Stated task: Find the string "amount" in the entries and copy each line that has it.

Given data:
## begin
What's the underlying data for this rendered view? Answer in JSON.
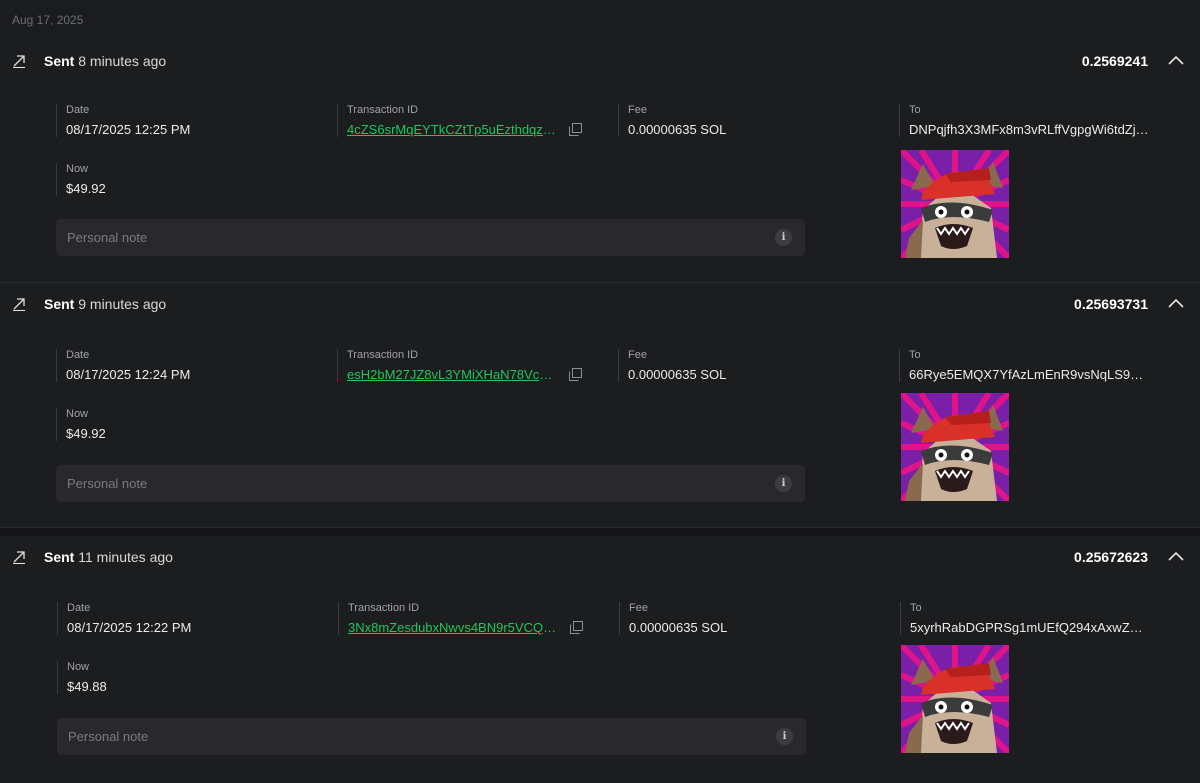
{
  "date_header": "Aug 17, 2025",
  "transactions": [
    {
      "status": "Sent",
      "time_ago": "8 minutes ago",
      "amount": "0.2569241",
      "date_label": "Date",
      "date_value": "08/17/2025 12:25 PM",
      "txid_label": "Transaction ID",
      "txid_value": "4cZS6srMqEYTkCZtTp5uEzthdqzxk…",
      "fee_label": "Fee",
      "fee_value": "0.00000635 SOL",
      "to_label": "To",
      "to_value": "DNPqjfh3X3MFx8m3vRLffVgpgWi6tdZj6…",
      "now_label": "Now",
      "now_value": "$49.92",
      "note_placeholder": "Personal note"
    },
    {
      "status": "Sent",
      "time_ago": "9 minutes ago",
      "amount": "0.25693731",
      "date_label": "Date",
      "date_value": "08/17/2025 12:24 PM",
      "txid_label": "Transaction ID",
      "txid_value": "esH2bM27JZ8vL3YMiXHaN78VcCf1…",
      "fee_label": "Fee",
      "fee_value": "0.00000635 SOL",
      "to_label": "To",
      "to_value": "66Rye5EMQX7YfAzLmEnR9vsNqLS9QT…",
      "now_label": "Now",
      "now_value": "$49.92",
      "note_placeholder": "Personal note"
    },
    {
      "status": "Sent",
      "time_ago": "11 minutes ago",
      "amount": "0.25672623",
      "date_label": "Date",
      "date_value": "08/17/2025 12:22 PM",
      "txid_label": "Transaction ID",
      "txid_value": "3Nx8mZesdubxNwvs4BN9r5VCQ7b…",
      "fee_label": "Fee",
      "fee_value": "0.00000635 SOL",
      "to_label": "To",
      "to_value": "5xyrhRabDGPRSg1mUEfQ294xAxwZw6…",
      "now_label": "Now",
      "now_value": "$49.88",
      "note_placeholder": "Personal note"
    }
  ],
  "icons": {
    "sent": "arrow-up-right-icon",
    "collapse": "chevron-up-icon",
    "copy": "copy-icon",
    "info": "info-icon",
    "nft": "raccoon-nft-image"
  },
  "colors": {
    "link": "#22c55e",
    "background": "#161618",
    "card": "#1c1d1f"
  }
}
## end
Result for this exercise:
      "amount": "0.2569241",
      "amount": "0.25693731",
      "amount": "0.25672623",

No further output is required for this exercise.